═══ Excerpted data ═══
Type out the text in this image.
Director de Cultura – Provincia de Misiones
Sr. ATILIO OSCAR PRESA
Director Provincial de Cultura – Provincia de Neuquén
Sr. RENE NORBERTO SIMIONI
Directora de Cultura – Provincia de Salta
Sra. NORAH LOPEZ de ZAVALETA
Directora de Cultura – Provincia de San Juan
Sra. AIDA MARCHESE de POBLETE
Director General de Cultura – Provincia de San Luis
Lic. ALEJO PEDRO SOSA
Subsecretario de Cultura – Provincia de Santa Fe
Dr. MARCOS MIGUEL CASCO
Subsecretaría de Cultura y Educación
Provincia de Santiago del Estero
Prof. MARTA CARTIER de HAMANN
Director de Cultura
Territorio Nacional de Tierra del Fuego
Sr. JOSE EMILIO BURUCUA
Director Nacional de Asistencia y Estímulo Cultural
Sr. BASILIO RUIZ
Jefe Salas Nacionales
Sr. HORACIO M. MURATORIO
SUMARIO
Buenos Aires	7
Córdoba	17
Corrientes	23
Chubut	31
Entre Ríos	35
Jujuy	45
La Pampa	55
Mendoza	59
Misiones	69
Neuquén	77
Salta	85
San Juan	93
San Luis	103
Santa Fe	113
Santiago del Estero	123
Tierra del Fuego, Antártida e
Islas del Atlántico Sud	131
═══
═══ Excerpted data ═══
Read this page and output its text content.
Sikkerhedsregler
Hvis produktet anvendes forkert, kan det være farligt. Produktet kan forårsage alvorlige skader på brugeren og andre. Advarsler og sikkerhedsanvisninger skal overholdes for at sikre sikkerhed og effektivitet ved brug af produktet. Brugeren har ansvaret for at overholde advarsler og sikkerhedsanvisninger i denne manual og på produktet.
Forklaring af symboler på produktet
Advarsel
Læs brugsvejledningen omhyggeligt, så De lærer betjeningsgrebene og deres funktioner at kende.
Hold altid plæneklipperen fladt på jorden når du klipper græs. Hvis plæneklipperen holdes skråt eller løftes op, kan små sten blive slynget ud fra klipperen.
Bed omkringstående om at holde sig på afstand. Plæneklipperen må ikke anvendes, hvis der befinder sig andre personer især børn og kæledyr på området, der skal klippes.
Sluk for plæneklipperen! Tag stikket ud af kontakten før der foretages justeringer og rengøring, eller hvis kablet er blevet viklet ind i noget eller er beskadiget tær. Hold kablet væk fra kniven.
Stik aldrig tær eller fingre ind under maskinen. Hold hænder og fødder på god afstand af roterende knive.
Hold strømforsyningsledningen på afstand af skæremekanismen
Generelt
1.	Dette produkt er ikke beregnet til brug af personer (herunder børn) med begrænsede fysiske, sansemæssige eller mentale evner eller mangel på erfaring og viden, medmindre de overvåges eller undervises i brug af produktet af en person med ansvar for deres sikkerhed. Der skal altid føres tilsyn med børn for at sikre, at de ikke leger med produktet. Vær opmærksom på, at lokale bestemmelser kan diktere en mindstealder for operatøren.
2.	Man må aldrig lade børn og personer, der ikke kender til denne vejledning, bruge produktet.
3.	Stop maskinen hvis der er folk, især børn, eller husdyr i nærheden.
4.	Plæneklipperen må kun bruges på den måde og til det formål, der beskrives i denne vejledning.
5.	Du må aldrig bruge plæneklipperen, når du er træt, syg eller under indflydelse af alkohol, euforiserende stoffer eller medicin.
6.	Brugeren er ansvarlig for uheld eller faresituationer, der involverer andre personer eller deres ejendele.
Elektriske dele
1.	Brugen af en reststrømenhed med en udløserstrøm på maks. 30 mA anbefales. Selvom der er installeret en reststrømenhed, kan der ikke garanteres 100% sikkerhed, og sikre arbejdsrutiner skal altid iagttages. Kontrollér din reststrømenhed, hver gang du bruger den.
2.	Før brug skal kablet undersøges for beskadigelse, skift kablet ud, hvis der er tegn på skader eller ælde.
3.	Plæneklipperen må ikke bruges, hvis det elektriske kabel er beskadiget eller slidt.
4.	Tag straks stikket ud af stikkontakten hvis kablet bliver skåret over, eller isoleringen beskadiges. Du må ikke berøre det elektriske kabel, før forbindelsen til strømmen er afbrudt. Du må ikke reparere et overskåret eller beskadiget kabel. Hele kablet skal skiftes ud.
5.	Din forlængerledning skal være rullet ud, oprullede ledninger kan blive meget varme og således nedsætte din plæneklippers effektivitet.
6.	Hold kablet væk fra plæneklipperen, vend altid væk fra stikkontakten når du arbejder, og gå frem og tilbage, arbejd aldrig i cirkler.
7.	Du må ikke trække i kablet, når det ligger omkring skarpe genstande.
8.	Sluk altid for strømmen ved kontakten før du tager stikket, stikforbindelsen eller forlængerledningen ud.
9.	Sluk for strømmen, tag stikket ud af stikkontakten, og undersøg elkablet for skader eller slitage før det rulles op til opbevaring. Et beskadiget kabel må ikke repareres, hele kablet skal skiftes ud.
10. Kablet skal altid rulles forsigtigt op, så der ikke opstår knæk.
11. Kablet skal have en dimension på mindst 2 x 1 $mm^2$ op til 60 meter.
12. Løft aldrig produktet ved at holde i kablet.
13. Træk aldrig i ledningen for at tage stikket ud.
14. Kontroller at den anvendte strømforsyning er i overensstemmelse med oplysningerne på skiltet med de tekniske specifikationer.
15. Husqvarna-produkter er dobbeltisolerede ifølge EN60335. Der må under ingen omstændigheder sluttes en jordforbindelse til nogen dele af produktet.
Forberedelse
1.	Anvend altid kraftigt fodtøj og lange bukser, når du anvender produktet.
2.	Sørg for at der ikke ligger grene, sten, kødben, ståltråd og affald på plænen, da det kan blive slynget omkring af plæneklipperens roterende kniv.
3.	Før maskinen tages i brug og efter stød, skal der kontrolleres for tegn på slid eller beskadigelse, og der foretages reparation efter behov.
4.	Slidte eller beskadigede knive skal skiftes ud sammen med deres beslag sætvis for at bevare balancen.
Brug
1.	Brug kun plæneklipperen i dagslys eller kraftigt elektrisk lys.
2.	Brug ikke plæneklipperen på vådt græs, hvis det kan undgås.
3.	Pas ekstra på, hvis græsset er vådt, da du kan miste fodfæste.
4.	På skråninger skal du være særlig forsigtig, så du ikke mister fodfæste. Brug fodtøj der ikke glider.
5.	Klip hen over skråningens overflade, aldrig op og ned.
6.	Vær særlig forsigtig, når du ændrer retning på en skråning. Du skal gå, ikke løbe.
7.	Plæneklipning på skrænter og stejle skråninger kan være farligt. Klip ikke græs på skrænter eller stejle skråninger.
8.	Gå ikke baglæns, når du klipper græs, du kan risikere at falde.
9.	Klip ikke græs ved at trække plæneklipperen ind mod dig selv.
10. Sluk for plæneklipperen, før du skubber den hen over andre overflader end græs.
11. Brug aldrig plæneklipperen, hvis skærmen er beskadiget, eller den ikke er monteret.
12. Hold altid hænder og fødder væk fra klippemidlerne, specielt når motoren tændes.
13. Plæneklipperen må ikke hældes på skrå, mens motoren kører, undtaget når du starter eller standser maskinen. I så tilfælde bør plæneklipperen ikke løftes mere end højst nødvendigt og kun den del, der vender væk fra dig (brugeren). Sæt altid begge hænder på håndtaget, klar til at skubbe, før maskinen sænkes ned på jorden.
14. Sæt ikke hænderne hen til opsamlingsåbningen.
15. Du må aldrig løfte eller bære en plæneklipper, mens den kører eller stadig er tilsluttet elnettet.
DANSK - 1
═══
Copy out each line of the listing that holds "beskadigelse".

Solution to this task:
2.	Før brug skal kablet undersøges for beskadigelse, skift kablet ud, hvis der er tegn på skader eller ælde.
3.	Før maskinen tages i brug og efter stød, skal der kontrolleres for tegn på slid eller beskadigelse, og der foretages reparation efter behov.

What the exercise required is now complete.